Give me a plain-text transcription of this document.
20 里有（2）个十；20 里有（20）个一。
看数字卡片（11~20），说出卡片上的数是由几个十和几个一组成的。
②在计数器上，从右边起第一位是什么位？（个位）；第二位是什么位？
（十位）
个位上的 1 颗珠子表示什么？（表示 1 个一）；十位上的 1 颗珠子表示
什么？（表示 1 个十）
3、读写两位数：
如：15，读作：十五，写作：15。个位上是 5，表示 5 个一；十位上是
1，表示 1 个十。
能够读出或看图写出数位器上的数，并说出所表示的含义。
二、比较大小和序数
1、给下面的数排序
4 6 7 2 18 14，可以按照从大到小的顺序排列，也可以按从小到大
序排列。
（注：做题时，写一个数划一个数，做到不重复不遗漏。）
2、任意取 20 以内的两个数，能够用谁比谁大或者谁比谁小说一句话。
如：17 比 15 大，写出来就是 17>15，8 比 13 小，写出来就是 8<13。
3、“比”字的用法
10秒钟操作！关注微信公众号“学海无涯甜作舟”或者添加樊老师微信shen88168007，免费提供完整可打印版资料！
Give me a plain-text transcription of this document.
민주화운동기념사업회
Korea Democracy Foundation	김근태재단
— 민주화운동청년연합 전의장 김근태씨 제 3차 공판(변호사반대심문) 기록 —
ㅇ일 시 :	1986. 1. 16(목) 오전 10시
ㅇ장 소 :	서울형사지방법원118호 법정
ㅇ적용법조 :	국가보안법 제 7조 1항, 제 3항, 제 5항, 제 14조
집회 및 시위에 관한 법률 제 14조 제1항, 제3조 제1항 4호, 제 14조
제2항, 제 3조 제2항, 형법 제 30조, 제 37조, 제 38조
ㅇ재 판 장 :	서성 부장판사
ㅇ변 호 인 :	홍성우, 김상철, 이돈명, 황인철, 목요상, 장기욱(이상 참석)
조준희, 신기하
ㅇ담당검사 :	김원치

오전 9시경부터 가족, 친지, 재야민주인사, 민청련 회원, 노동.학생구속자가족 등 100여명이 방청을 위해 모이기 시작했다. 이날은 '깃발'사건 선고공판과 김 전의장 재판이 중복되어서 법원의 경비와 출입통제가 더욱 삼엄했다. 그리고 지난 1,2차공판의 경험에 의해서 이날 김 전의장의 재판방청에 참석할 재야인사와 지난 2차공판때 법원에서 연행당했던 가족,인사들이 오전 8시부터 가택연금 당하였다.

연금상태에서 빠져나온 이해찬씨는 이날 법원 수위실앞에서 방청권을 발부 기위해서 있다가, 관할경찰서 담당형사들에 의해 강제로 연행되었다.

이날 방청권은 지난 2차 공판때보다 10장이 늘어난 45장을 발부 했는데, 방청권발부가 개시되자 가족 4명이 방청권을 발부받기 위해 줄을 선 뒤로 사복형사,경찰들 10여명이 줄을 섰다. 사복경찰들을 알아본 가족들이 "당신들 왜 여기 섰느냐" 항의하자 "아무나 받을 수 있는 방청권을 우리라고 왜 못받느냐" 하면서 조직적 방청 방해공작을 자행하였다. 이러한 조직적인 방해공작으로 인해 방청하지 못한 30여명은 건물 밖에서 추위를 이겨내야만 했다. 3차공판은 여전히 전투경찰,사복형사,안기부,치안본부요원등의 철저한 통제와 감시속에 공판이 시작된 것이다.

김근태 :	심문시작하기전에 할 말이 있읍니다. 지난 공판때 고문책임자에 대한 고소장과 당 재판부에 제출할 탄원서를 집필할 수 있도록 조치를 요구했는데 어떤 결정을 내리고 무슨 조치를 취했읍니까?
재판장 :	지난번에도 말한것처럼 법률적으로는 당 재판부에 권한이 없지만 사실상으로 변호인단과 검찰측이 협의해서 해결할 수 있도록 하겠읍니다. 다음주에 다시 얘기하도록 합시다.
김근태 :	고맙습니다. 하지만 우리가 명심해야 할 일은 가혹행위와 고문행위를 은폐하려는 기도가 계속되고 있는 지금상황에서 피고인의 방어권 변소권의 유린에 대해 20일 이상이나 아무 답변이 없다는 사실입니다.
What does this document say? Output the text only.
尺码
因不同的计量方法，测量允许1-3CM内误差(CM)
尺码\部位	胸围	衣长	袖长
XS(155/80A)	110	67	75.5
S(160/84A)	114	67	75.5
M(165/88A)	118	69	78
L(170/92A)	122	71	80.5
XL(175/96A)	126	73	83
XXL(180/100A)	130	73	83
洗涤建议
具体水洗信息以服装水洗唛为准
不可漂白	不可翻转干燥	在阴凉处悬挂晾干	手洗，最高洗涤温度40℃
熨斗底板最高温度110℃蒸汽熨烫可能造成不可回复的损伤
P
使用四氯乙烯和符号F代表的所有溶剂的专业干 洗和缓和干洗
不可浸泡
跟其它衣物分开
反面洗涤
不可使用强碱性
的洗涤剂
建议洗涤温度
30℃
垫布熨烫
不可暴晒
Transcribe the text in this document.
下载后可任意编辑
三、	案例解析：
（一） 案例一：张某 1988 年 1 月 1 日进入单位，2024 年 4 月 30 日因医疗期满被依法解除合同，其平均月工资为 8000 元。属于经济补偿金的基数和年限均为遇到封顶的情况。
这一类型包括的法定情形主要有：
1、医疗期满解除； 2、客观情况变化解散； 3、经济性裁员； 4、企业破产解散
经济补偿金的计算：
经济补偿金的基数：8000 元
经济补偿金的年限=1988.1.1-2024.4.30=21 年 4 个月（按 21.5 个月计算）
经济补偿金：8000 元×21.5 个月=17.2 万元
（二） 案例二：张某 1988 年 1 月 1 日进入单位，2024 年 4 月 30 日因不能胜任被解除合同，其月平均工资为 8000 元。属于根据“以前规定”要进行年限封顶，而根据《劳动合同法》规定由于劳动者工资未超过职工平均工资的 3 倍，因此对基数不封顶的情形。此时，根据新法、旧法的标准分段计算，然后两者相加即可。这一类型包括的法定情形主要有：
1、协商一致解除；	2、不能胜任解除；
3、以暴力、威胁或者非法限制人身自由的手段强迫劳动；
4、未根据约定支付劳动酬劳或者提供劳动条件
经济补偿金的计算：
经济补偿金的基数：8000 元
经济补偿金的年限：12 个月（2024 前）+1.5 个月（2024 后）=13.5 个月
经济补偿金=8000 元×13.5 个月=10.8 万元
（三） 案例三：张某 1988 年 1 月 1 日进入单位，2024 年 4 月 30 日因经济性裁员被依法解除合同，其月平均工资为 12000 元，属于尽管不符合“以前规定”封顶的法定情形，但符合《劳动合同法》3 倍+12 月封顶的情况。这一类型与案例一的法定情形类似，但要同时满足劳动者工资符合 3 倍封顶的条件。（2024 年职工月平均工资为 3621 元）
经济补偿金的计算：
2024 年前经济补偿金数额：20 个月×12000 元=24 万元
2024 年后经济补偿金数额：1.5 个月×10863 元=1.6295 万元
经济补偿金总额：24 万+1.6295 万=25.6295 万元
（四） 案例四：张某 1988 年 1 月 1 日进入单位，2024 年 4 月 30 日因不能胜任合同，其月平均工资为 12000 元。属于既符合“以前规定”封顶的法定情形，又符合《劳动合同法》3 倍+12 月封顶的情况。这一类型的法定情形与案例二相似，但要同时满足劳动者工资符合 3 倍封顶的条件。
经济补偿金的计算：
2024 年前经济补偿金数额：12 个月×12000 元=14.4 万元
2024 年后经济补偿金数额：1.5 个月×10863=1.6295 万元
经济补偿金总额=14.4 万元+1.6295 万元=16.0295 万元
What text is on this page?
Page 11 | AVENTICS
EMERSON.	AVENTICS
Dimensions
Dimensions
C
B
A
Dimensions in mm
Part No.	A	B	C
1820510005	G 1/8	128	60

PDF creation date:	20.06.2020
# # # # # # #
» **GIVEN REQUEST**
Repeat the material word for word, in full.

» **ANSWER TO THE EXERCISE**
Give me a plain-text transcription of this document.
20 里有（2）个十；20 里有（20）个一。
看数字卡片（11~20），说出卡片上的数是由几个十和几个一组成的。
②在计数器上，从右边起第一位是什么位？（个位）；第二位是什么位？
（十位）
个位上的 1 颗珠子表示什么？（表示 1 个一）；十位上的 1 颗珠子表示
什么？（表示 1 个十）
3、读写两位数：
如：15，读作：十五，写作：15。个位上是 5，表示 5 个一；十位上是
1，表示 1 个十。
能够读出或看图写出数位器上的数，并说出所表示的含义。
二、比较大小和序数
1、给下面的数排序
4 6 7 2 18 14，可以按照从大到小的顺序排列，也可以按从小到大
序排列。
（注：做题时，写一个数划一个数，做到不重复不遗漏。）
2、任意取 20 以内的两个数，能够用谁比谁大或者谁比谁小说一句话。
如：17 比 15 大，写出来就是 17>15，8 比 13 小，写出来就是 8<13。
3、“比”字的用法
10秒钟操作！关注微信公众号“学海无涯甜作舟”或者添加樊老师微信shen88168007，免费提供完整可打印版资料！
Give me a plain-text transcription of this document.
민주화운동기념사업회
Korea Democracy Foundation	김근태재단
— 민주화운동청년연합 전의장 김근태씨 제 3차 공판(변호사반대심문) 기록 —
ㅇ일 시 :	1986. 1. 16(목) 오전 10시
ㅇ장 소 :	서울형사지방법원118호 법정
ㅇ적용법조 :	국가보안법 제 7조 1항, 제 3항, 제 5항, 제 14조
집회 및 시위에 관한 법률 제 14조 제1항, 제3조 제1항 4호, 제 14조
제2항, 제 3조 제2항, 형법 제 30조, 제 37조, 제 38조
ㅇ재 판 장 :	서성 부장판사
ㅇ변 호 인 :	홍성우, 김상철, 이돈명, 황인철, 목요상, 장기욱(이상 참석)
조준희, 신기하
ㅇ담당검사 :	김원치

오전 9시경부터 가족, 친지, 재야민주인사, 민청련 회원, 노동.학생구속자가족 등 100여명이 방청을 위해 모이기 시작했다. 이날은 '깃발'사건 선고공판과 김 전의장 재판이 중복되어서 법원의 경비와 출입통제가 더욱 삼엄했다. 그리고 지난 1,2차공판의 경험에 의해서 이날 김 전의장의 재판방청에 참석할 재야인사와 지난 2차공판때 법원에서 연행당했던 가족,인사들이 오전 8시부터 가택연금 당하였다.

연금상태에서 빠져나온 이해찬씨는 이날 법원 수위실앞에서 방청권을 발부 기위해서 있다가, 관할경찰서 담당형사들에 의해 강제로 연행되었다.

이날 방청권은 지난 2차 공판때보다 10장이 늘어난 45장을 발부 했는데, 방청권발부가 개시되자 가족 4명이 방청권을 발부받기 위해 줄을 선 뒤로 사복형사,경찰들 10여명이 줄을 섰다. 사복경찰들을 알아본 가족들이 "당신들 왜 여기 섰느냐" 항의하자 "아무나 받을 수 있는 방청권을 우리라고 왜 못받느냐" 하면서 조직적 방청 방해공작을 자행하였다. 이러한 조직적인 방해공작으로 인해 방청하지 못한 30여명은 건물 밖에서 추위를 이겨내야만 했다. 3차공판은 여전히 전투경찰,사복형사,안기부,치안본부요원등의 철저한 통제와 감시속에 공판이 시작된 것이다.

김근태 :	심문시작하기전에 할 말이 있읍니다. 지난 공판때 고문책임자에 대한 고소장과 당 재판부에 제출할 탄원서를 집필할 수 있도록 조치를 요구했는데 어떤 결정을 내리고 무슨 조치를 취했읍니까?
재판장 :	지난번에도 말한것처럼 법률적으로는 당 재판부에 권한이 없지만 사실상으로 변호인단과 검찰측이 협의해서 해결할 수 있도록 하겠읍니다. 다음주에 다시 얘기하도록 합시다.
김근태 :	고맙습니다. 하지만 우리가 명심해야 할 일은 가혹행위와 고문행위를 은폐하려는 기도가 계속되고 있는 지금상황에서 피고인의 방어권 변소권의 유린에 대해 20일 이상이나 아무 답변이 없다는 사실입니다.
What does this document say? Output the text only.
尺码
因不同的计量方法，测量允许1-3CM内误差(CM)
尺码\部位	胸围	衣长	袖长
XS(155/80A)	110	67	75.5
S(160/84A)	114	67	75.5
M(165/88A)	118	69	78
L(170/92A)	122	71	80.5
XL(175/96A)	126	73	83
XXL(180/100A)	130	73	83
洗涤建议
具体水洗信息以服装水洗唛为准
不可漂白	不可翻转干燥	在阴凉处悬挂晾干	手洗，最高洗涤温度40℃
熨斗底板最高温度110℃蒸汽熨烫可能造成不可回复的损伤
P
使用四氯乙烯和符号F代表的所有溶剂的专业干 洗和缓和干洗
不可浸泡
跟其它衣物分开
反面洗涤
不可使用强碱性
的洗涤剂
建议洗涤温度
30℃
垫布熨烫
不可暴晒
Transcribe the text in this document.
下载后可任意编辑
三、	案例解析：
（一） 案例一：张某 1988 年 1 月 1 日进入单位，2024 年 4 月 30 日因医疗期满被依法解除合同，其平均月工资为 8000 元。属于经济补偿金的基数和年限均为遇到封顶的情况。
这一类型包括的法定情形主要有：
1、医疗期满解除； 2、客观情况变化解散； 3、经济性裁员； 4、企业破产解散
经济补偿金的计算：
经济补偿金的基数：8000 元
经济补偿金的年限=1988.1.1-2024.4.30=21 年 4 个月（按 21.5 个月计算）
经济补偿金：8000 元×21.5 个月=17.2 万元
（二） 案例二：张某 1988 年 1 月 1 日进入单位，2024 年 4 月 30 日因不能胜任被解除合同，其月平均工资为 8000 元。属于根据“以前规定”要进行年限封顶，而根据《劳动合同法》规定由于劳动者工资未超过职工平均工资的 3 倍，因此对基数不封顶的情形。此时，根据新法、旧法的标准分段计算，然后两者相加即可。这一类型包括的法定情形主要有：
1、协商一致解除；	2、不能胜任解除；
3、以暴力、威胁或者非法限制人身自由的手段强迫劳动；
4、未根据约定支付劳动酬劳或者提供劳动条件
经济补偿金的计算：
经济补偿金的基数：8000 元
经济补偿金的年限：12 个月（2024 前）+1.5 个月（2024 后）=13.5 个月
经济补偿金=8000 元×13.5 个月=10.8 万元
（三） 案例三：张某 1988 年 1 月 1 日进入单位，2024 年 4 月 30 日因经济性裁员被依法解除合同，其月平均工资为 12000 元，属于尽管不符合“以前规定”封顶的法定情形，但符合《劳动合同法》3 倍+12 月封顶的情况。这一类型与案例一的法定情形类似，但要同时满足劳动者工资符合 3 倍封顶的条件。（2024 年职工月平均工资为 3621 元）
经济补偿金的计算：
2024 年前经济补偿金数额：20 个月×12000 元=24 万元
2024 年后经济补偿金数额：1.5 个月×10863 元=1.6295 万元
经济补偿金总额：24 万+1.6295 万=25.6295 万元
（四） 案例四：张某 1988 年 1 月 1 日进入单位，2024 年 4 月 30 日因不能胜任合同，其月平均工资为 12000 元。属于既符合“以前规定”封顶的法定情形，又符合《劳动合同法》3 倍+12 月封顶的情况。这一类型的法定情形与案例二相似，但要同时满足劳动者工资符合 3 倍封顶的条件。
经济补偿金的计算：
2024 年前经济补偿金数额：12 个月×12000 元=14.4 万元
2024 年后经济补偿金数额：1.5 个月×10863=1.6295 万元
经济补偿金总额=14.4 万元+1.6295 万元=16.0295 万元
What text is on this page?
Page 11 | AVENTICS
EMERSON.	AVENTICS
Dimensions
Dimensions
C
B
A
Dimensions in mm
Part No.	A	B	C
1820510005	G 1/8	128	60

PDF creation date:	20.06.2020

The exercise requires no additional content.